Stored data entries

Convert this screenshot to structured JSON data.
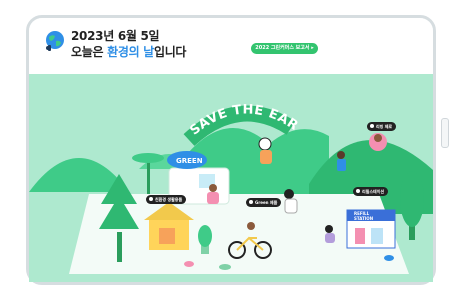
{
  "header": {
    "date": "2023년 6월 5일",
    "message_pre": "오늘은 ",
    "message_highlight": "환경의 날",
    "message_post": "입니다"
  },
  "report_button": {
    "label": "2022 그린커머스 보고서 ▸"
  },
  "illustration": {
    "banner": "SAVE THE EARTH",
    "green_sign": "GREEN",
    "refill_sign_line1": "REFILL",
    "refill_sign_line2": "STATION",
    "pins": {
      "top_right": "리빙 제로",
      "left_house": "친환경 생활용품",
      "center": "Green 제품",
      "right": "리필스테이션"
    }
  },
  "colors": {
    "ground": "#aee9cf",
    "mountain": "#3fcb88",
    "banner": "#2fb872",
    "highlight_text": "#2f8fe6",
    "report_pill": "#33c46f"
  }
}
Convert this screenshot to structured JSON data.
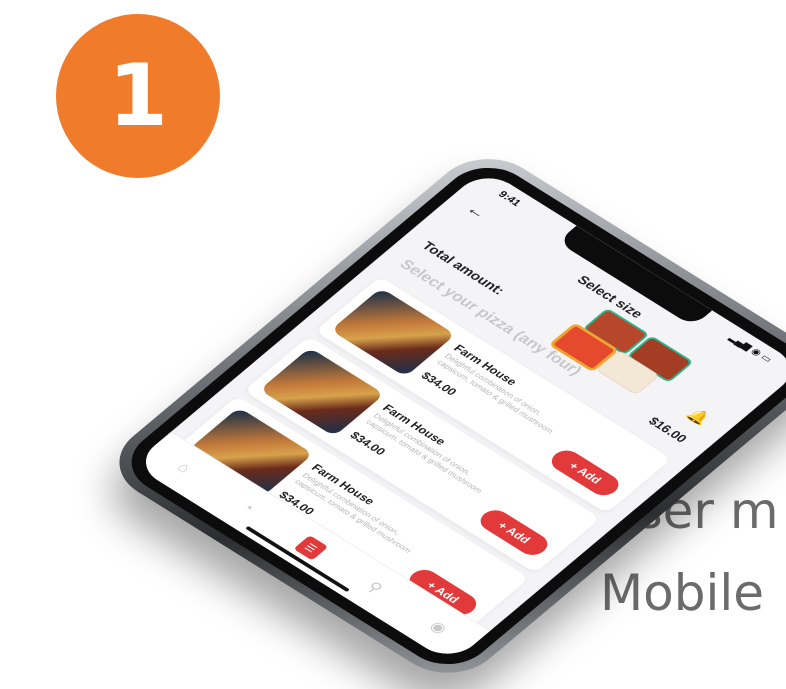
{
  "step": {
    "number": "1"
  },
  "caption": {
    "line1": "User m",
    "line2": "Mobile"
  },
  "screen": {
    "status_time": "9:41",
    "status_icons": "▂▄▆ ◉ ▭",
    "title": "Select size",
    "total_label": "Total amount:",
    "select_prompt": "Select your pizza (any four)",
    "total_amount": "$16.00"
  },
  "items": [
    {
      "name": "Farm House",
      "desc": "Delightful combination of onion, capsicum, tomato & grilled mushroom",
      "price": "$34.00",
      "add_label": "+ Add"
    },
    {
      "name": "Farm House",
      "desc": "Delightful combination of onion, capsicum, tomato & grilled mushroom",
      "price": "$34.00",
      "add_label": "+ Add"
    },
    {
      "name": "Farm House",
      "desc": "Delightful combination of onion, capsicum, tomato & grilled mushroom",
      "price": "$34.00",
      "add_label": "+ Add"
    }
  ],
  "nav": [
    {
      "icon": "home-icon",
      "glyph": "⌂"
    },
    {
      "icon": "bell-icon",
      "glyph": "◔"
    },
    {
      "icon": "menu-icon",
      "glyph": "☰"
    },
    {
      "icon": "cart-icon",
      "glyph": "⚲"
    },
    {
      "icon": "profile-icon",
      "glyph": "◉"
    }
  ],
  "colors": {
    "accent": "#e23a3a",
    "badge": "#ef7b2b",
    "caption": "#6b6b6b"
  }
}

- [Set task]:
Leave out the pictures and copy the rest of the material above exactly.

- [Response]:
Convert this screenshot to structured JSON data.
{
  "header": {
    "date": "2023년 6월 5일",
    "message_pre": "오늘은 ",
    "message_highlight": "환경의 날",
    "message_post": "입니다"
  },
  "report_button": {
    "label": "2022 그린커머스 보고서 ▸"
  },
  "illustration": {
    "banner": "SAVE THE EARTH",
    "green_sign": "GREEN",
    "refill_sign_line1": "REFILL",
    "refill_sign_line2": "STATION",
    "pins": {
      "top_right": "리빙 제로",
      "left_house": "친환경 생활용품",
      "center": "Green 제품",
      "right": "리필스테이션"
    }
  },
  "colors": {
    "ground": "#aee9cf",
    "mountain": "#3fcb88",
    "banner": "#2fb872",
    "highlight_text": "#2f8fe6",
    "report_pill": "#33c46f"
  }
}
Convert this screenshot to structured JSON data.
{
  "step": {
    "number": "1"
  },
  "caption": {
    "line1": "User m",
    "line2": "Mobile"
  },
  "screen": {
    "status_time": "9:41",
    "status_icons": "▂▄▆ ◉ ▭",
    "title": "Select size",
    "total_label": "Total amount:",
    "select_prompt": "Select your pizza (any four)",
    "total_amount": "$16.00"
  },
  "items": [
    {
      "name": "Farm House",
      "desc": "Delightful combination of onion, capsicum, tomato & grilled mushroom",
      "price": "$34.00",
      "add_label": "+ Add"
    },
    {
      "name": "Farm House",
      "desc": "Delightful combination of onion, capsicum, tomato & grilled mushroom",
      "price": "$34.00",
      "add_label": "+ Add"
    },
    {
      "name": "Farm House",
      "desc": "Delightful combination of onion, capsicum, tomato & grilled mushroom",
      "price": "$34.00",
      "add_label": "+ Add"
    }
  ],
  "nav": [
    {
      "icon": "home-icon",
      "glyph": "⌂"
    },
    {
      "icon": "bell-icon",
      "glyph": "◔"
    },
    {
      "icon": "menu-icon",
      "glyph": "☰"
    },
    {
      "icon": "cart-icon",
      "glyph": "⚲"
    },
    {
      "icon": "profile-icon",
      "glyph": "◉"
    }
  ],
  "colors": {
    "accent": "#e23a3a",
    "badge": "#ef7b2b",
    "caption": "#6b6b6b"
  }
}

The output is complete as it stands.